### ACTIVITY
Report each line from the entries in which "buitengewone" can be found.

---------- MATERIAL FOR THIS TASK

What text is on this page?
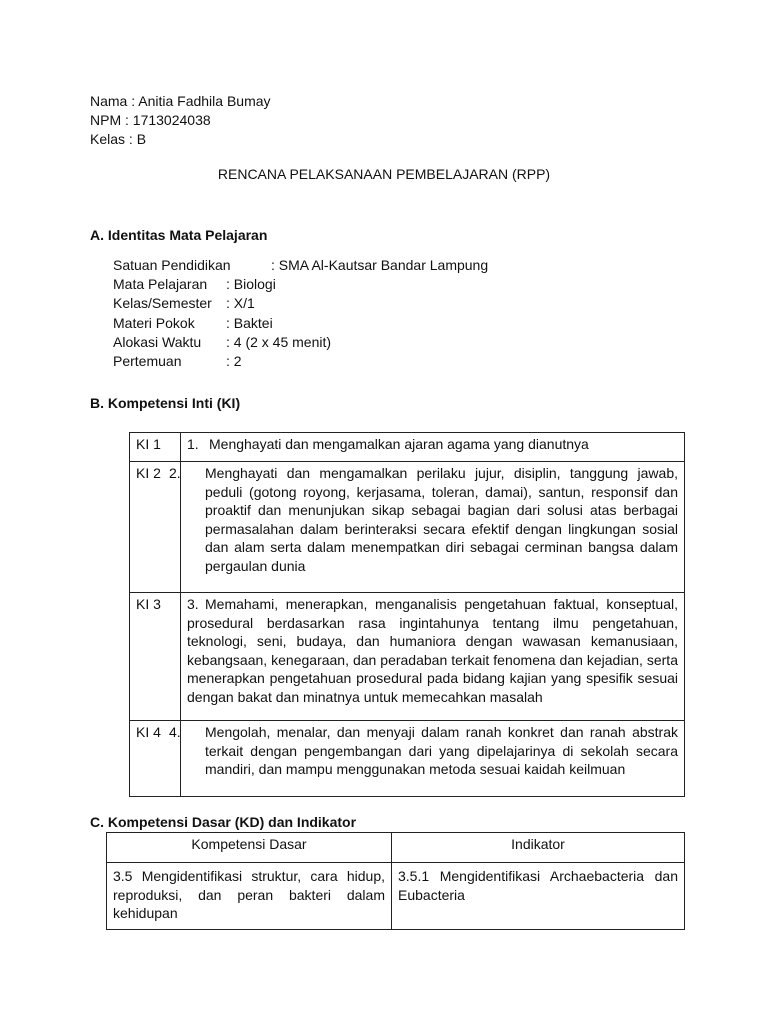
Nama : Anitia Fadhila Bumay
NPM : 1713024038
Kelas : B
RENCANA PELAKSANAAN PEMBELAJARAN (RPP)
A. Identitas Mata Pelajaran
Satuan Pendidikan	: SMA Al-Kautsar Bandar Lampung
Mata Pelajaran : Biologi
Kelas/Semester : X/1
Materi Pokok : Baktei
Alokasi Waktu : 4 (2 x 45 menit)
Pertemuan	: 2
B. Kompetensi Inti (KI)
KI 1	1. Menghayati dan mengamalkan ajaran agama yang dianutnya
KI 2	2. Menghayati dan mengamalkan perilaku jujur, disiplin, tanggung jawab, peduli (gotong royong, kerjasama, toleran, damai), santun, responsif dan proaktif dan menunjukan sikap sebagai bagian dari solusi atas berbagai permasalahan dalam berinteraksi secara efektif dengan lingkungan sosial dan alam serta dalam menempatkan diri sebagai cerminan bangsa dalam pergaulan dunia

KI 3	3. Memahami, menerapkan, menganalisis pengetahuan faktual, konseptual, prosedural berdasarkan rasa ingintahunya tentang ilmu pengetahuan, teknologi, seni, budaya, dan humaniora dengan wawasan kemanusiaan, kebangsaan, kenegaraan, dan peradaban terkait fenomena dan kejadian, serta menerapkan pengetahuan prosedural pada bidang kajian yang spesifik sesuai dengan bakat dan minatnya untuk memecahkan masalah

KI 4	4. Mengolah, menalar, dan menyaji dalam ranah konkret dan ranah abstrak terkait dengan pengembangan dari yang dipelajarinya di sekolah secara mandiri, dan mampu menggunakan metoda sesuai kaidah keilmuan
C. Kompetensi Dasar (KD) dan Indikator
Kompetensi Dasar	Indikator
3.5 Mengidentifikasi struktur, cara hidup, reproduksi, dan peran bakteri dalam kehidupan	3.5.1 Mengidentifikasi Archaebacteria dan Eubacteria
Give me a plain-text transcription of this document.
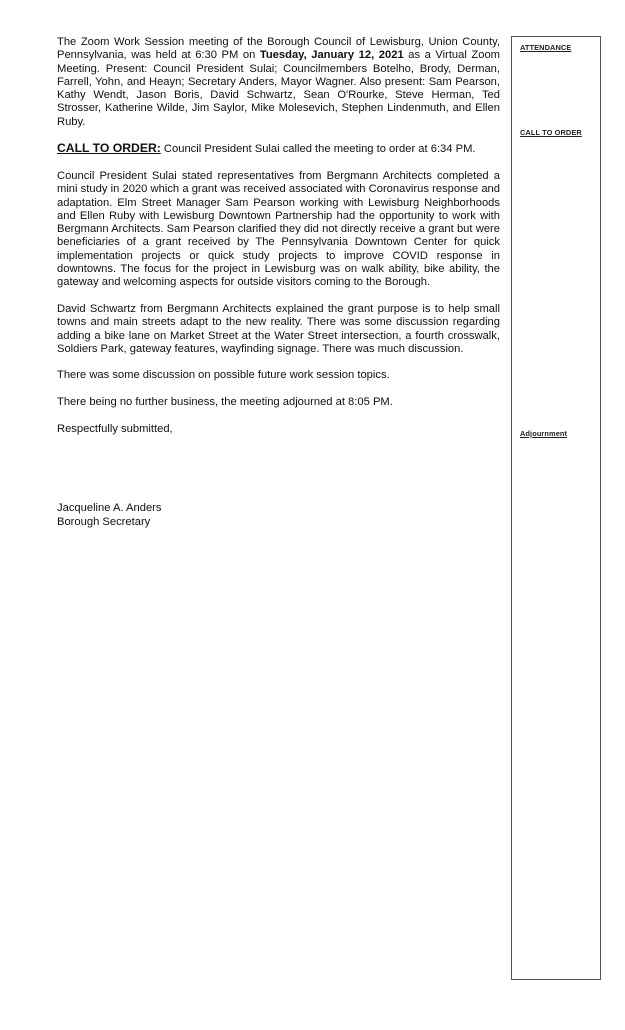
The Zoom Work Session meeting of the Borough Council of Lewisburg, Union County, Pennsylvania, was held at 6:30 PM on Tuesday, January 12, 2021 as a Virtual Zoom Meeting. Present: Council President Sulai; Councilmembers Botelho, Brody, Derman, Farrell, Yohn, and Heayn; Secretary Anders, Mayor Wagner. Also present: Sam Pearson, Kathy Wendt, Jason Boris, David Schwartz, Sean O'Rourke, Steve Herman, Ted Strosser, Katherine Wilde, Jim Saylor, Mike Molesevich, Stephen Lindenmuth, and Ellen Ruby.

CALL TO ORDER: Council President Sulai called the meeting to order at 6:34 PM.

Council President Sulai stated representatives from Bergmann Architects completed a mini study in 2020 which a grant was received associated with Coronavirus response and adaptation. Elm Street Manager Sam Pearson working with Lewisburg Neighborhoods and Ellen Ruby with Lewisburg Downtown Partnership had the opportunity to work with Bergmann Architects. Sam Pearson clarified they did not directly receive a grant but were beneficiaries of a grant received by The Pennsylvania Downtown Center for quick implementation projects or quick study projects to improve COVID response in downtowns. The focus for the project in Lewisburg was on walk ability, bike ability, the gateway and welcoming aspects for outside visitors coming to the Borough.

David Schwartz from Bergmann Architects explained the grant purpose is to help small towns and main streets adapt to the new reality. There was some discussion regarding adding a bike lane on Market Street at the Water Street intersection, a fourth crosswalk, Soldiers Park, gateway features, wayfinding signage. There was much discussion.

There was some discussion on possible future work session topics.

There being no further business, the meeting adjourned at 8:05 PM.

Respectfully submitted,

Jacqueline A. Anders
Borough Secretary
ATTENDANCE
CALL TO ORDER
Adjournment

--------------------
---------- MATERIAL FOR THIS TASK

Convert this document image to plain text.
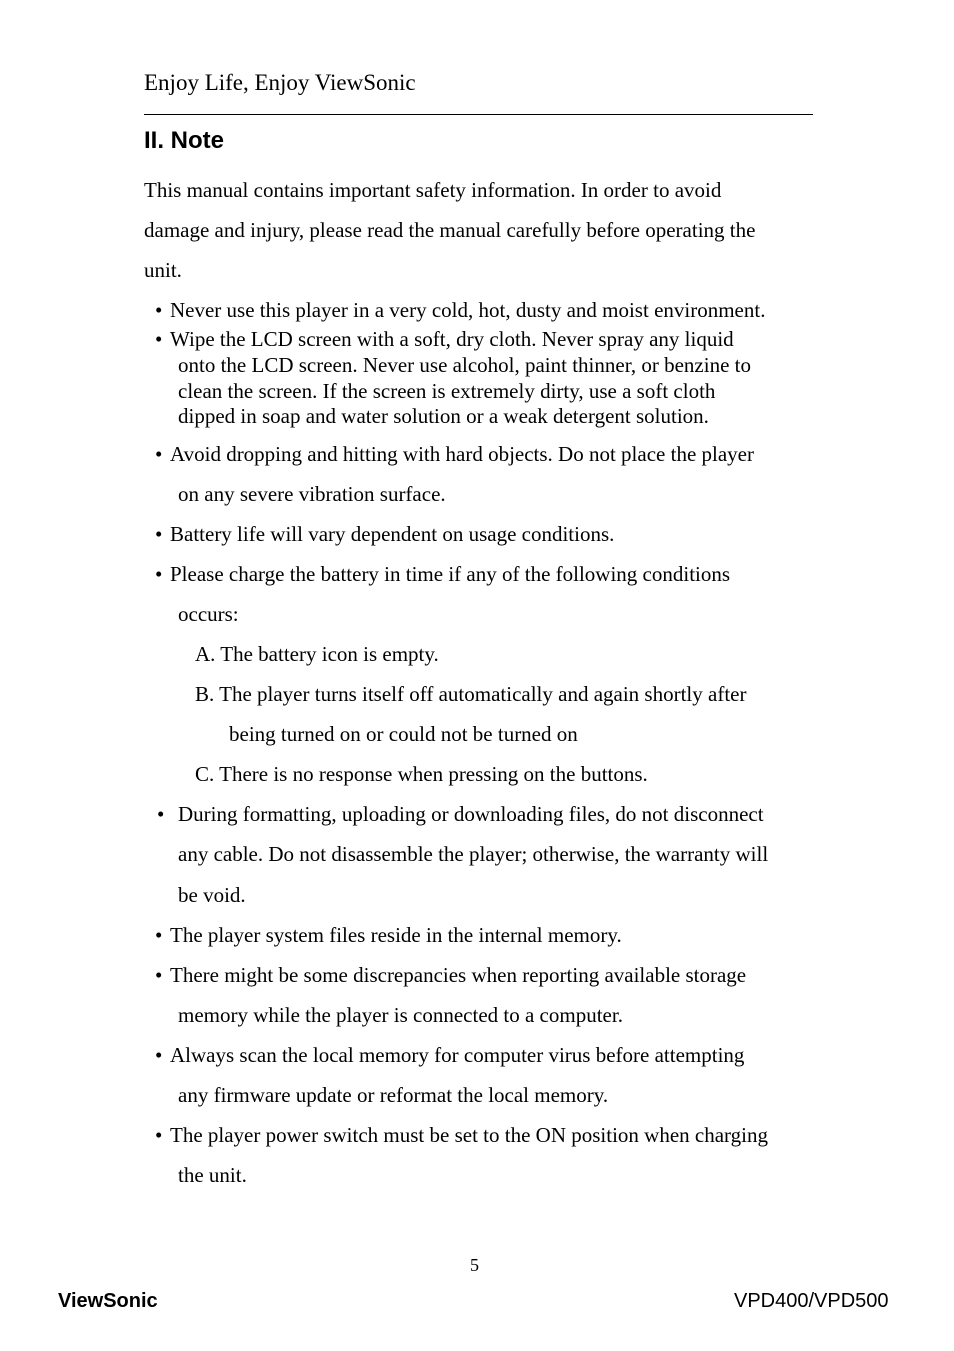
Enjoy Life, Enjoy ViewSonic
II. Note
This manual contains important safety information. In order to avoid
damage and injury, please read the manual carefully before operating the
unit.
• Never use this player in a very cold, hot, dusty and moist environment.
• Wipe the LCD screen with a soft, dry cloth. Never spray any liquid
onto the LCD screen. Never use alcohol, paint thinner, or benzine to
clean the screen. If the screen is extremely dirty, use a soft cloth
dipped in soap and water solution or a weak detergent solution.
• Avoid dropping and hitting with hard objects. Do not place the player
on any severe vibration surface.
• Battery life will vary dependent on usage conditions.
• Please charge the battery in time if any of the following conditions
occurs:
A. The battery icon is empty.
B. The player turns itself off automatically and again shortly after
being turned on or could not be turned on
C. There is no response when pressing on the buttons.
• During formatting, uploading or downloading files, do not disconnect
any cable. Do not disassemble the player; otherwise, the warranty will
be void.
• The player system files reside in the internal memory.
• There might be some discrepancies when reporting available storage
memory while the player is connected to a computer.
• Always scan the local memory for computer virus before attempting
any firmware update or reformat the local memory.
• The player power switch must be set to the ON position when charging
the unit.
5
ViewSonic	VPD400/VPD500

--------------------
---------- MATERIAL FOR THIS TASK

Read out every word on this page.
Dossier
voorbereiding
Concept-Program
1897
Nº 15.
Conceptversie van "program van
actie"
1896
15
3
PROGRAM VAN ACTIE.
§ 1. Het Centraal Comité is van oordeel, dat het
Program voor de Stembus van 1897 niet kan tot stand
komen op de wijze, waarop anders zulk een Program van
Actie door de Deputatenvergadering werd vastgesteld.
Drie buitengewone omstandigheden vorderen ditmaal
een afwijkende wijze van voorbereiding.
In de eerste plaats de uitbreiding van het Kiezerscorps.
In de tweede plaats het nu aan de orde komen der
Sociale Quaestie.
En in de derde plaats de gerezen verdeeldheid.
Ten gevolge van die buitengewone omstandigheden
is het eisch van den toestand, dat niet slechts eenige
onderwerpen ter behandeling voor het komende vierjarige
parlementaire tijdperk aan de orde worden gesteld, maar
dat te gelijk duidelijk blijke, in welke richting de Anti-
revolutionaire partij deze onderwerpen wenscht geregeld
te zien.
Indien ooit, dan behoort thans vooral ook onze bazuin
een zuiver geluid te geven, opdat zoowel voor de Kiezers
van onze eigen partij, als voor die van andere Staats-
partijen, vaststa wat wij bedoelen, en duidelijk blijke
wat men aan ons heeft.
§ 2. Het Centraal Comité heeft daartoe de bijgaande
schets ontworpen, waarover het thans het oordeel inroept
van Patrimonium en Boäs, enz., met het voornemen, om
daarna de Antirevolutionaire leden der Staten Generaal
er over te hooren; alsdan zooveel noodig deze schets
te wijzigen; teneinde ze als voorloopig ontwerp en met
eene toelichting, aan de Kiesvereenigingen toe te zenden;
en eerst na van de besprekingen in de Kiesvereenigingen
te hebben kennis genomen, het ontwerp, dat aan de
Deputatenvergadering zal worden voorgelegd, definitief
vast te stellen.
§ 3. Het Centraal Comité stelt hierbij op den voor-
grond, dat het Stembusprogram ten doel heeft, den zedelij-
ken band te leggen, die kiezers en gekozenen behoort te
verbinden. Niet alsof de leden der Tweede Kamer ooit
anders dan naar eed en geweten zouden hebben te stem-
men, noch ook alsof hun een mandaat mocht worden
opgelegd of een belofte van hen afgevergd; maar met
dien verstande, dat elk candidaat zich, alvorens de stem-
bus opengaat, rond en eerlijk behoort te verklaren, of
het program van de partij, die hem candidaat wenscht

--------------------

### RESPONSE
Drie buitengewone omstandigheden vorderen ditmaal
Ten gevolge van die buitengewone omstandigheden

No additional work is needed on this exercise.